__AIM OF THE EXERCISE__
Only lines with the word "JSON" are needed; collect each of them from the listing below.

------------------------------------

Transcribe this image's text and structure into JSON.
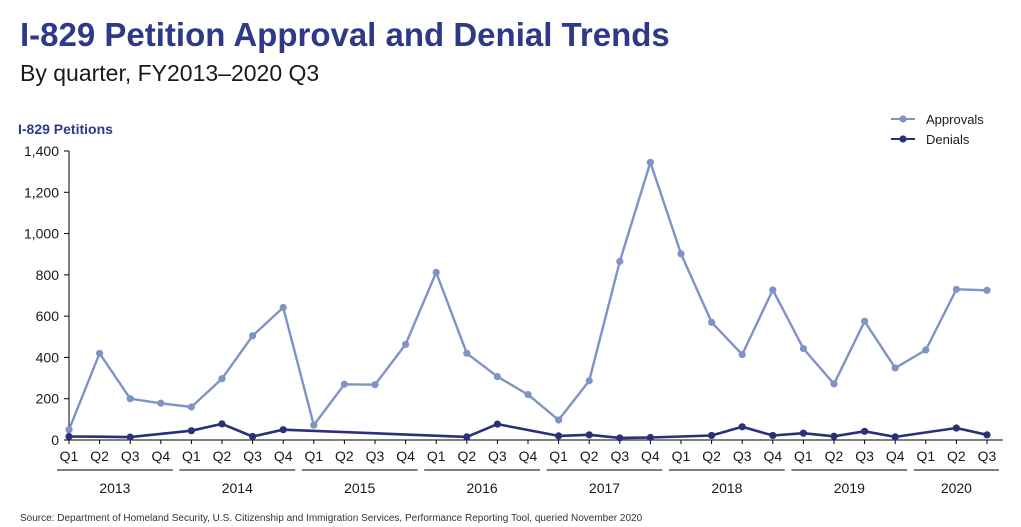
{
  "title": "I-829 Petition Approval and Denial Trends",
  "subtitle": "By quarter, FY2013–2020 Q3",
  "source": "Source: Department of Homeland Security, U.S. Citizenship and Immigration Services, Performance Reporting Tool, queried November 2020",
  "colors": {
    "title": "#2e3a87",
    "approvals": "#7f93c6",
    "denials": "#2b3178",
    "axis": "#000000"
  },
  "chart_data": {
    "type": "line",
    "title": "I-829 Petition Approval and Denial Trends",
    "ylabel": "I-829 Petitions",
    "xlabel": "",
    "ylim": [
      0,
      1400
    ],
    "yticks": [
      0,
      200,
      400,
      600,
      800,
      1000,
      1200,
      1400
    ],
    "ytick_labels": [
      "0",
      "200",
      "400",
      "600",
      "800",
      "1,000",
      "1,200",
      "1,400"
    ],
    "categories": [
      "Q1",
      "Q2",
      "Q3",
      "Q4",
      "Q1",
      "Q2",
      "Q3",
      "Q4",
      "Q1",
      "Q2",
      "Q3",
      "Q4",
      "Q1",
      "Q2",
      "Q3",
      "Q4",
      "Q1",
      "Q2",
      "Q3",
      "Q4",
      "Q1",
      "Q2",
      "Q3",
      "Q4",
      "Q1",
      "Q2",
      "Q3",
      "Q4",
      "Q1",
      "Q2",
      "Q3"
    ],
    "years": [
      "2013",
      "2014",
      "2015",
      "2016",
      "2017",
      "2018",
      "2019",
      "2020"
    ],
    "legend_position": "top-right",
    "grid": false,
    "series": [
      {
        "name": "Approvals",
        "values": [
          50,
          420,
          200,
          178,
          160,
          297,
          505,
          642,
          72,
          270,
          268,
          463,
          812,
          420,
          307,
          220,
          97,
          287,
          865,
          1345,
          902,
          570,
          414,
          727,
          443,
          272,
          575,
          349,
          436,
          730,
          725
        ],
        "points": [
          true,
          true,
          true,
          true,
          true,
          true,
          true,
          true,
          true,
          true,
          true,
          true,
          true,
          true,
          true,
          true,
          true,
          true,
          true,
          true,
          true,
          true,
          true,
          true,
          true,
          true,
          true,
          true,
          true,
          true,
          true
        ]
      },
      {
        "name": "Denials",
        "values": [
          17,
          16,
          14,
          null,
          45,
          78,
          17,
          50,
          null,
          null,
          null,
          null,
          null,
          15,
          77,
          null,
          20,
          25,
          10,
          12,
          null,
          22,
          64,
          22,
          33,
          18,
          42,
          15,
          null,
          58,
          25
        ],
        "points": [
          true,
          false,
          true,
          false,
          true,
          true,
          true,
          true,
          false,
          false,
          false,
          false,
          false,
          true,
          true,
          false,
          true,
          true,
          true,
          true,
          false,
          true,
          true,
          true,
          true,
          true,
          true,
          true,
          false,
          true,
          true
        ]
      }
    ]
  }
}
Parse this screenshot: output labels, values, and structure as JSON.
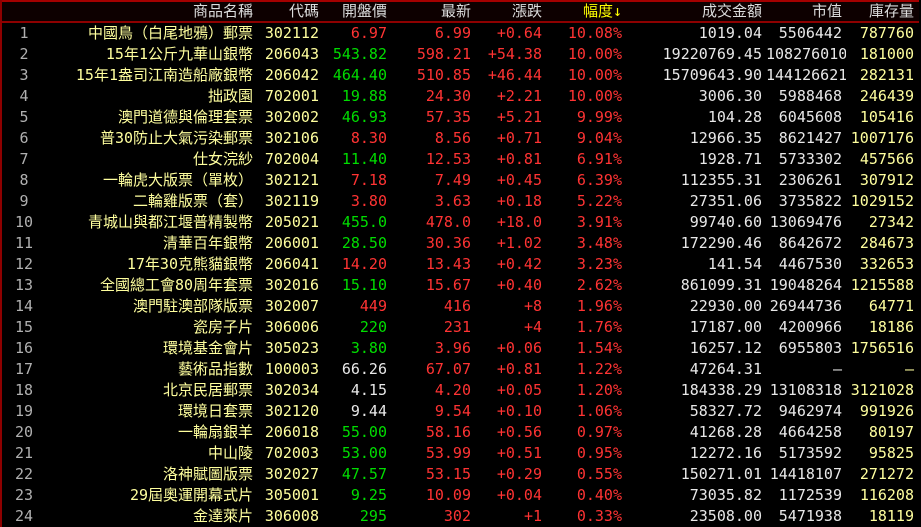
{
  "colors": {
    "up_red": "#ff3333",
    "down_green": "#00dd00",
    "neutral_white": "#e8e8e8",
    "name_yellow": "#ffff9e",
    "sorted_header_yellow": "#ffff00",
    "row_number_gray": "#b0b0b0",
    "border_red": "#a40000",
    "background": "#000000"
  },
  "table": {
    "sort_arrow": "↓",
    "sorted_column": "幅度",
    "columns": {
      "name": "商品名稱",
      "code": "代碼",
      "open": "開盤價",
      "latest": "最新",
      "change": "漲跌",
      "pct": "幅度",
      "amount": "成交金額",
      "mktcap": "市值",
      "inventory": "庫存量"
    },
    "rows": [
      {
        "num": "1",
        "name": "中國鳥（白尾地鴉）郵票",
        "code": "302112",
        "open": "6.97",
        "open_color": "red",
        "latest": "6.99",
        "change": "+0.64",
        "pct": "10.08%",
        "amount": "1019.04",
        "mktcap": "5506442",
        "inventory": "787760"
      },
      {
        "num": "2",
        "name": "15年1公斤九華山銀幣",
        "code": "206043",
        "open": "543.82",
        "open_color": "green",
        "latest": "598.21",
        "change": "+54.38",
        "pct": "10.00%",
        "amount": "19220769.45",
        "mktcap": "108276010",
        "inventory": "181000"
      },
      {
        "num": "3",
        "name": "15年1盎司江南造船廠銀幣",
        "code": "206042",
        "open": "464.40",
        "open_color": "green",
        "latest": "510.85",
        "change": "+46.44",
        "pct": "10.00%",
        "amount": "15709643.90",
        "mktcap": "144126621",
        "inventory": "282131"
      },
      {
        "num": "4",
        "name": "拙政園",
        "code": "702001",
        "open": "19.88",
        "open_color": "green",
        "latest": "24.30",
        "change": "+2.21",
        "pct": "10.00%",
        "amount": "3006.30",
        "mktcap": "5988468",
        "inventory": "246439"
      },
      {
        "num": "5",
        "name": "澳門道德與倫理套票",
        "code": "302002",
        "open": "46.93",
        "open_color": "green",
        "latest": "57.35",
        "change": "+5.21",
        "pct": "9.99%",
        "amount": "104.28",
        "mktcap": "6045608",
        "inventory": "105416"
      },
      {
        "num": "6",
        "name": "普30防止大氣污染郵票",
        "code": "302106",
        "open": "8.30",
        "open_color": "red",
        "latest": "8.56",
        "change": "+0.71",
        "pct": "9.04%",
        "amount": "12966.35",
        "mktcap": "8621427",
        "inventory": "1007176"
      },
      {
        "num": "7",
        "name": "仕女浣紗",
        "code": "702004",
        "open": "11.40",
        "open_color": "green",
        "latest": "12.53",
        "change": "+0.81",
        "pct": "6.91%",
        "amount": "1928.71",
        "mktcap": "5733302",
        "inventory": "457566"
      },
      {
        "num": "8",
        "name": "一輪虎大版票（單枚）",
        "code": "302121",
        "open": "7.18",
        "open_color": "red",
        "latest": "7.49",
        "change": "+0.45",
        "pct": "6.39%",
        "amount": "112355.31",
        "mktcap": "2306261",
        "inventory": "307912"
      },
      {
        "num": "9",
        "name": "二輪雞版票（套）",
        "code": "302119",
        "open": "3.80",
        "open_color": "red",
        "latest": "3.63",
        "change": "+0.18",
        "pct": "5.22%",
        "amount": "27351.06",
        "mktcap": "3735822",
        "inventory": "1029152"
      },
      {
        "num": "10",
        "name": "青城山與都江堰普精製幣",
        "code": "205021",
        "open": "455.0",
        "open_color": "green",
        "latest": "478.0",
        "change": "+18.0",
        "pct": "3.91%",
        "amount": "99740.60",
        "mktcap": "13069476",
        "inventory": "27342"
      },
      {
        "num": "11",
        "name": "清華百年銀幣",
        "code": "206001",
        "open": "28.50",
        "open_color": "green",
        "latest": "30.36",
        "change": "+1.02",
        "pct": "3.48%",
        "amount": "172290.46",
        "mktcap": "8642672",
        "inventory": "284673"
      },
      {
        "num": "12",
        "name": "17年30克熊貓銀幣",
        "code": "206041",
        "open": "14.20",
        "open_color": "red",
        "latest": "13.43",
        "change": "+0.42",
        "pct": "3.23%",
        "amount": "141.54",
        "mktcap": "4467530",
        "inventory": "332653"
      },
      {
        "num": "13",
        "name": "全國總工會80周年套票",
        "code": "302016",
        "open": "15.10",
        "open_color": "green",
        "latest": "15.67",
        "change": "+0.40",
        "pct": "2.62%",
        "amount": "861099.31",
        "mktcap": "19048264",
        "inventory": "1215588"
      },
      {
        "num": "14",
        "name": "澳門駐澳部隊版票",
        "code": "302007",
        "open": "449",
        "open_color": "red",
        "latest": "416",
        "change": "+8",
        "pct": "1.96%",
        "amount": "22930.00",
        "mktcap": "26944736",
        "inventory": "64771"
      },
      {
        "num": "15",
        "name": "瓷房子片",
        "code": "306006",
        "open": "220",
        "open_color": "green",
        "latest": "231",
        "change": "+4",
        "pct": "1.76%",
        "amount": "17187.00",
        "mktcap": "4200966",
        "inventory": "18186"
      },
      {
        "num": "16",
        "name": "環境基金會片",
        "code": "305023",
        "open": "3.80",
        "open_color": "green",
        "latest": "3.96",
        "change": "+0.06",
        "pct": "1.54%",
        "amount": "16257.12",
        "mktcap": "6955803",
        "inventory": "1756516"
      },
      {
        "num": "17",
        "name": "藝術品指數",
        "code": "100003",
        "open": "66.26",
        "open_color": "white",
        "latest": "67.07",
        "change": "+0.81",
        "pct": "1.22%",
        "amount": "47264.31",
        "mktcap": "—",
        "inventory": "—"
      },
      {
        "num": "18",
        "name": "北京民居郵票",
        "code": "302034",
        "open": "4.15",
        "open_color": "white",
        "latest": "4.20",
        "change": "+0.05",
        "pct": "1.20%",
        "amount": "184338.29",
        "mktcap": "13108318",
        "inventory": "3121028"
      },
      {
        "num": "19",
        "name": "環境日套票",
        "code": "302120",
        "open": "9.44",
        "open_color": "white",
        "latest": "9.54",
        "change": "+0.10",
        "pct": "1.06%",
        "amount": "58327.72",
        "mktcap": "9462974",
        "inventory": "991926"
      },
      {
        "num": "20",
        "name": "一輪扇銀羊",
        "code": "206018",
        "open": "55.00",
        "open_color": "green",
        "latest": "58.16",
        "change": "+0.56",
        "pct": "0.97%",
        "amount": "41268.28",
        "mktcap": "4664258",
        "inventory": "80197"
      },
      {
        "num": "21",
        "name": "中山陵",
        "code": "702003",
        "open": "53.00",
        "open_color": "green",
        "latest": "53.99",
        "change": "+0.51",
        "pct": "0.95%",
        "amount": "12272.16",
        "mktcap": "5173592",
        "inventory": "95825"
      },
      {
        "num": "22",
        "name": "洛神賦圖版票",
        "code": "302027",
        "open": "47.57",
        "open_color": "green",
        "latest": "53.15",
        "change": "+0.29",
        "pct": "0.55%",
        "amount": "150271.01",
        "mktcap": "14418107",
        "inventory": "271272"
      },
      {
        "num": "23",
        "name": "29屆奧運開幕式片",
        "code": "305001",
        "open": "9.25",
        "open_color": "green",
        "latest": "10.09",
        "change": "+0.04",
        "pct": "0.40%",
        "amount": "73035.82",
        "mktcap": "1172539",
        "inventory": "116208"
      },
      {
        "num": "24",
        "name": "金達萊片",
        "code": "306008",
        "open": "295",
        "open_color": "green",
        "latest": "302",
        "change": "+1",
        "pct": "0.33%",
        "amount": "23508.00",
        "mktcap": "5471938",
        "inventory": "18119"
      }
    ]
  }
}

------------------------------------

__TASK RESPONSE__
Transcribe this image's text and structure into JSON.
Parse this screenshot: output labels, values, and structure as JSON.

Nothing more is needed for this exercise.